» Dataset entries
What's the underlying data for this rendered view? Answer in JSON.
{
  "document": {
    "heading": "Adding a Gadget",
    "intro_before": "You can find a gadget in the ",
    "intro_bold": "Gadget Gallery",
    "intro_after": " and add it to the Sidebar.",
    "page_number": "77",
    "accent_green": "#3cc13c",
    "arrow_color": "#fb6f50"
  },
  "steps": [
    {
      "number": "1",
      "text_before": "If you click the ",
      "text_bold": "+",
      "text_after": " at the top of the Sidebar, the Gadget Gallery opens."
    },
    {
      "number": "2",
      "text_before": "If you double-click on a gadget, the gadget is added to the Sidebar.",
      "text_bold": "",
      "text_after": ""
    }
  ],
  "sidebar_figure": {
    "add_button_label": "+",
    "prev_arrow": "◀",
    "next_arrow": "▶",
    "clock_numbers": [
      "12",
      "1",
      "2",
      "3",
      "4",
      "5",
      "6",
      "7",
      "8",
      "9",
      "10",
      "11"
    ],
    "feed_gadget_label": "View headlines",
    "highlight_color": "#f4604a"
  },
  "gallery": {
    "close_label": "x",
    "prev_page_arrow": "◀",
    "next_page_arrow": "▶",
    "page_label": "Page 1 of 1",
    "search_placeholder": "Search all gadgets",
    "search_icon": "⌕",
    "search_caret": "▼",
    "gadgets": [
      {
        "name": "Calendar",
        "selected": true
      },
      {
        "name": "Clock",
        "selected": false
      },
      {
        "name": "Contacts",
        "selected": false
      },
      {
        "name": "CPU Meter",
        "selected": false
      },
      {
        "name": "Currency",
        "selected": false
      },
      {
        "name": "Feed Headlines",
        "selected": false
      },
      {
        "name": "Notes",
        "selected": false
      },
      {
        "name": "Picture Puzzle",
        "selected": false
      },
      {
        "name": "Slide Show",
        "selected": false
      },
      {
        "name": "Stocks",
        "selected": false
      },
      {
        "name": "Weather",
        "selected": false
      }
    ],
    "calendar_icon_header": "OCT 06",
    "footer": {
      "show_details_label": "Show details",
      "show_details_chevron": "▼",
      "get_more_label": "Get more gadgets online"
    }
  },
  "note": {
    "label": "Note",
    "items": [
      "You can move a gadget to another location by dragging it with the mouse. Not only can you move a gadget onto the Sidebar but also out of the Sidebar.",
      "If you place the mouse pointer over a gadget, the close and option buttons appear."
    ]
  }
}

» Given instruction
Every line above should be retyped exactly as given.

» Result
What's the underlying data for this rendered view? Answer in JSON.
{
  "document": {
    "heading": "Adding a Gadget",
    "intro_before": "You can find a gadget in the ",
    "intro_bold": "Gadget Gallery",
    "intro_after": " and add it to the Sidebar.",
    "page_number": "77",
    "accent_green": "#3cc13c",
    "arrow_color": "#fb6f50"
  },
  "steps": [
    {
      "number": "1",
      "text_before": "If you click the ",
      "text_bold": "+",
      "text_after": " at the top of the Sidebar, the Gadget Gallery opens."
    },
    {
      "number": "2",
      "text_before": "If you double-click on a gadget, the gadget is added to the Sidebar.",
      "text_bold": "",
      "text_after": ""
    }
  ],
  "sidebar_figure": {
    "add_button_label": "+",
    "prev_arrow": "◀",
    "next_arrow": "▶",
    "clock_numbers": [
      "12",
      "1",
      "2",
      "3",
      "4",
      "5",
      "6",
      "7",
      "8",
      "9",
      "10",
      "11"
    ],
    "feed_gadget_label": "View headlines",
    "highlight_color": "#f4604a"
  },
  "gallery": {
    "close_label": "x",
    "prev_page_arrow": "◀",
    "next_page_arrow": "▶",
    "page_label": "Page 1 of 1",
    "search_placeholder": "Search all gadgets",
    "search_icon": "⌕",
    "search_caret": "▼",
    "gadgets": [
      {
        "name": "Calendar",
        "selected": true
      },
      {
        "name": "Clock",
        "selected": false
      },
      {
        "name": "Contacts",
        "selected": false
      },
      {
        "name": "CPU Meter",
        "selected": false
      },
      {
        "name": "Currency",
        "selected": false
      },
      {
        "name": "Feed Headlines",
        "selected": false
      },
      {
        "name": "Notes",
        "selected": false
      },
      {
        "name": "Picture Puzzle",
        "selected": false
      },
      {
        "name": "Slide Show",
        "selected": false
      },
      {
        "name": "Stocks",
        "selected": false
      },
      {
        "name": "Weather",
        "selected": false
      }
    ],
    "calendar_icon_header": "OCT 06",
    "footer": {
      "show_details_label": "Show details",
      "show_details_chevron": "▼",
      "get_more_label": "Get more gadgets online"
    }
  },
  "note": {
    "label": "Note",
    "items": [
      "You can move a gadget to another location by dragging it with the mouse. Not only can you move a gadget onto the Sidebar but also out of the Sidebar.",
      "If you place the mouse pointer over a gadget, the close and option buttons appear."
    ]
  }
}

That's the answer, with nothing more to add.